───── Materials provided ─────

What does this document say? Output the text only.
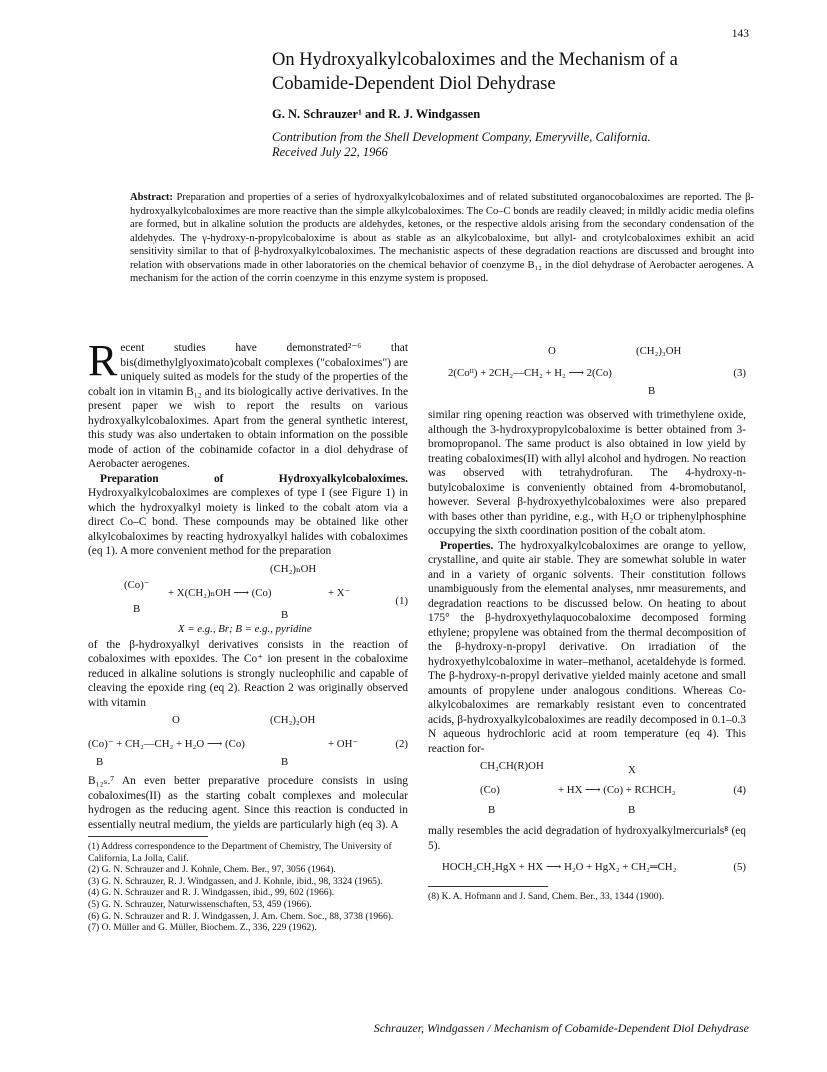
143
On Hydroxyalkylcobaloximes and the Mechanism of a Cobamide-Dependent Diol Dehydrase
G. N. Schrauzer¹ and R. J. Windgassen
Contribution from the Shell Development Company, Emeryville, California.
Received July 22, 1966
Abstract: Preparation and properties of a series of hydroxyalkylcobaloximes and of related substituted organocobaloximes are reported. The β-hydroxyalkylcobaloximes are more reactive than the simple alkylcobaloximes. The Co–C bonds are readily cleaved; in mildly acidic media olefins are formed, but in alkaline solution the products are aldehydes, ketones, or the respective aldols arising from the secondary condensation of the aldehydes. The γ-hydroxy-n-propylcobaloxime is about as stable as an alkylcobaloxime, but allyl- and crotylcobaloximes exhibit an acid sensitivity similar to that of β-hydroxyalkylcobaloximes. The mechanistic aspects of these degradation reactions are discussed and brought into relation with observations made in other laboratories on the chemical behavior of coenzyme B₁₂ in the diol dehydrase of Aerobacter aerogenes. A mechanism for the action of the corrin coenzyme in this enzyme system is proposed.

Recent studies have demonstrated²⁻⁶ that bis(dimethylglyoximato)cobalt complexes ("cobaloximes") are uniquely suited as models for the study of the properties of the cobalt ion in vitamin B₁₂ and its biologically active derivatives. In the present paper we wish to report the results on various hydroxyalkylcobaloximes. Apart from the general synthetic interest, this study was also undertaken to obtain information on the possible mode of action of the cobinamide cofactor in a diol dehydrase of Aerobacter aerogenes.

Preparation of Hydroxyalkylcobaloximes. Hydroxyalkylcobaloximes are complexes of type I (see Figure 1) in which the hydroxyalkyl moiety is linked to the cobalt atom via a direct Co–C bond. These compounds may be obtained like other alkylcobaloximes by reacting hydroxyalkyl halides with cobaloximes (eq 1). A more convenient method for the preparation

(CH₂)ₙOH
(Co)⁻
+ X(CH₂)ₙOH ⟶ (Co)	+ X⁻
B	B
(1)
X = e.g., Br; B = e.g., pyridine

of the β-hydroxyalkyl derivatives consists in the reaction of cobaloximes with epoxides. The Co⁺ ion present in the cobaloxime reduced in alkaline solutions is strongly nucleophilic and capable of cleaving the epoxide ring (eq 2). Reaction 2 was originally observed with vitamin

O	(CH₂)₂OH
(Co)⁻ + CH₂—CH₂ + H₂O ⟶ (Co)	+ OH⁻
B	B
(2)

B₁₂ₛ.⁷ An even better preparative procedure consists in using cobaloximes(II) as the starting cobalt complexes and molecular hydrogen as the reducing agent. Since this reaction is conducted in essentially neutral medium, the yields are particularly high (eq 3). A

(1) Address correspondence to the Department of Chemistry, The University of California, La Jolla, Calif.
(2) G. N. Schrauzer and J. Kohnle, Chem. Ber., 97, 3056 (1964).
(3) G. N. Schrauzer, R. J. Windgassen, and J. Kohnle, ibid., 98, 3324 (1965).
(4) G. N. Schrauzer and R. J. Windgassen, ibid., 99, 602 (1966).
(5) G. N. Schrauzer, Naturwissenschaften, 53, 459 (1966).
(6) G. N. Schrauzer and R. J. Windgassen, J. Am. Chem. Soc., 88, 3738 (1966).
(7) O. Müller and G. Müller, Biochem. Z., 336, 229 (1962).
O	(CH₂)₃OH
2(Coᴵᴵ) + 2CH₂—CH₂ + H₂ ⟶ 2(Co)
B
(3)

similar ring opening reaction was observed with trimethylene oxide, although the 3-hydroxypropylcobaloxime is better obtained from 3-bromopropanol. The same product is also obtained in low yield by treating cobaloximes(II) with allyl alcohol and hydrogen. No reaction was observed with tetrahydrofuran. The 4-hydroxy-n-butylcobaloxime is conveniently obtained from 4-bromobutanol, however. Several β-hydroxyethylcobaloximes were also prepared with bases other than pyridine, e.g., with H₂O or triphenylphosphine occupying the sixth coordination position of the cobalt atom.

Properties. The hydroxyalkylcobaloximes are orange to yellow, crystalline, and quite air stable. They are somewhat soluble in water and in a variety of organic solvents. Their constitution follows unambiguously from the elemental analyses, nmr measurements, and degradation reactions to be discussed below. On heating to about 175° the β-hydroxyethylaquocobaloxime decomposed forming ethylene; propylene was obtained from the thermal decomposition of the β-hydroxy-n-propyl derivative. On irradiation of the hydroxyethylcobaloxime in water–methanol, acetaldehyde is formed. The β-hydroxy-n-propyl derivative yielded mainly acetone and small amounts of propylene under analogous conditions. Whereas Co-alkylcobaloximes are remarkably resistant even to concentrated acids, β-hydroxyalkylcobaloximes are readily decomposed in 0.1–0.3 N aqueous hydrochloric acid at room temperature (eq 4). This reaction for-

CH₂CH(R)OH	X
(Co)	+ HX ⟶ (Co) + RCHCH₂
B	B
(4)

mally resembles the acid degradation of hydroxyalkylmercurials⁸ (eq 5).

HOCH₂CH₂HgX + HX ⟶ H₂O + HgX₂ + CH₂═CH₂	(5)
(8) K. A. Hofmann and J. Sand, Chem. Ber., 33, 1344 (1900).
Schrauzer, Windgassen / Mechanism of Cobamide-Dependent Diol Dehydrase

─────

Repeat the material above verbatim, with no pictures in the output.

→ **Solved exercise**
What does this document say? Output the text only.
143
On Hydroxyalkylcobaloximes and the Mechanism of a Cobamide-Dependent Diol Dehydrase
G. N. Schrauzer¹ and R. J. Windgassen
Contribution from the Shell Development Company, Emeryville, California.
Received July 22, 1966
Abstract: Preparation and properties of a series of hydroxyalkylcobaloximes and of related substituted organocobaloximes are reported. The β-hydroxyalkylcobaloximes are more reactive than the simple alkylcobaloximes. The Co–C bonds are readily cleaved; in mildly acidic media olefins are formed, but in alkaline solution the products are aldehydes, ketones, or the respective aldols arising from the secondary condensation of the aldehydes. The γ-hydroxy-n-propylcobaloxime is about as stable as an alkylcobaloxime, but allyl- and crotylcobaloximes exhibit an acid sensitivity similar to that of β-hydroxyalkylcobaloximes. The mechanistic aspects of these degradation reactions are discussed and brought into relation with observations made in other laboratories on the chemical behavior of coenzyme B₁₂ in the diol dehydrase of Aerobacter aerogenes. A mechanism for the action of the corrin coenzyme in this enzyme system is proposed.

Recent studies have demonstrated²⁻⁶ that bis(dimethylglyoximato)cobalt complexes ("cobaloximes") are uniquely suited as models for the study of the properties of the cobalt ion in vitamin B₁₂ and its biologically active derivatives. In the present paper we wish to report the results on various hydroxyalkylcobaloximes. Apart from the general synthetic interest, this study was also undertaken to obtain information on the possible mode of action of the cobinamide cofactor in a diol dehydrase of Aerobacter aerogenes.

Preparation of Hydroxyalkylcobaloximes. Hydroxyalkylcobaloximes are complexes of type I (see Figure 1) in which the hydroxyalkyl moiety is linked to the cobalt atom via a direct Co–C bond. These compounds may be obtained like other alkylcobaloximes by reacting hydroxyalkyl halides with cobaloximes (eq 1). A more convenient method for the preparation

(CH₂)ₙOH
(Co)⁻
+ X(CH₂)ₙOH ⟶ (Co)	+ X⁻
B	B
(1)
X = e.g., Br; B = e.g., pyridine

of the β-hydroxyalkyl derivatives consists in the reaction of cobaloximes with epoxides. The Co⁺ ion present in the cobaloxime reduced in alkaline solutions is strongly nucleophilic and capable of cleaving the epoxide ring (eq 2). Reaction 2 was originally observed with vitamin

O	(CH₂)₂OH
(Co)⁻ + CH₂—CH₂ + H₂O ⟶ (Co)	+ OH⁻
B	B
(2)

B₁₂ₛ.⁷ An even better preparative procedure consists in using cobaloximes(II) as the starting cobalt complexes and molecular hydrogen as the reducing agent. Since this reaction is conducted in essentially neutral medium, the yields are particularly high (eq 3). A

(1) Address correspondence to the Department of Chemistry, The University of California, La Jolla, Calif.
(2) G. N. Schrauzer and J. Kohnle, Chem. Ber., 97, 3056 (1964).
(3) G. N. Schrauzer, R. J. Windgassen, and J. Kohnle, ibid., 98, 3324 (1965).
(4) G. N. Schrauzer and R. J. Windgassen, ibid., 99, 602 (1966).
(5) G. N. Schrauzer, Naturwissenschaften, 53, 459 (1966).
(6) G. N. Schrauzer and R. J. Windgassen, J. Am. Chem. Soc., 88, 3738 (1966).
(7) O. Müller and G. Müller, Biochem. Z., 336, 229 (1962).
O	(CH₂)₃OH
2(Coᴵᴵ) + 2CH₂—CH₂ + H₂ ⟶ 2(Co)
B
(3)

similar ring opening reaction was observed with trimethylene oxide, although the 3-hydroxypropylcobaloxime is better obtained from 3-bromopropanol. The same product is also obtained in low yield by treating cobaloximes(II) with allyl alcohol and hydrogen. No reaction was observed with tetrahydrofuran. The 4-hydroxy-n-butylcobaloxime is conveniently obtained from 4-bromobutanol, however. Several β-hydroxyethylcobaloximes were also prepared with bases other than pyridine, e.g., with H₂O or triphenylphosphine occupying the sixth coordination position of the cobalt atom.

Properties. The hydroxyalkylcobaloximes are orange to yellow, crystalline, and quite air stable. They are somewhat soluble in water and in a variety of organic solvents. Their constitution follows unambiguously from the elemental analyses, nmr measurements, and degradation reactions to be discussed below. On heating to about 175° the β-hydroxyethylaquocobaloxime decomposed forming ethylene; propylene was obtained from the thermal decomposition of the β-hydroxy-n-propyl derivative. On irradiation of the hydroxyethylcobaloxime in water–methanol, acetaldehyde is formed. The β-hydroxy-n-propyl derivative yielded mainly acetone and small amounts of propylene under analogous conditions. Whereas Co-alkylcobaloximes are remarkably resistant even to concentrated acids, β-hydroxyalkylcobaloximes are readily decomposed in 0.1–0.3 N aqueous hydrochloric acid at room temperature (eq 4). This reaction for-

CH₂CH(R)OH	X
(Co)	+ HX ⟶ (Co) + RCHCH₂
B	B
(4)

mally resembles the acid degradation of hydroxyalkylmercurials⁸ (eq 5).

HOCH₂CH₂HgX + HX ⟶ H₂O + HgX₂ + CH₂═CH₂	(5)
(8) K. A. Hofmann and J. Sand, Chem. Ber., 33, 1344 (1900).
Schrauzer, Windgassen / Mechanism of Cobamide-Dependent Diol Dehydrase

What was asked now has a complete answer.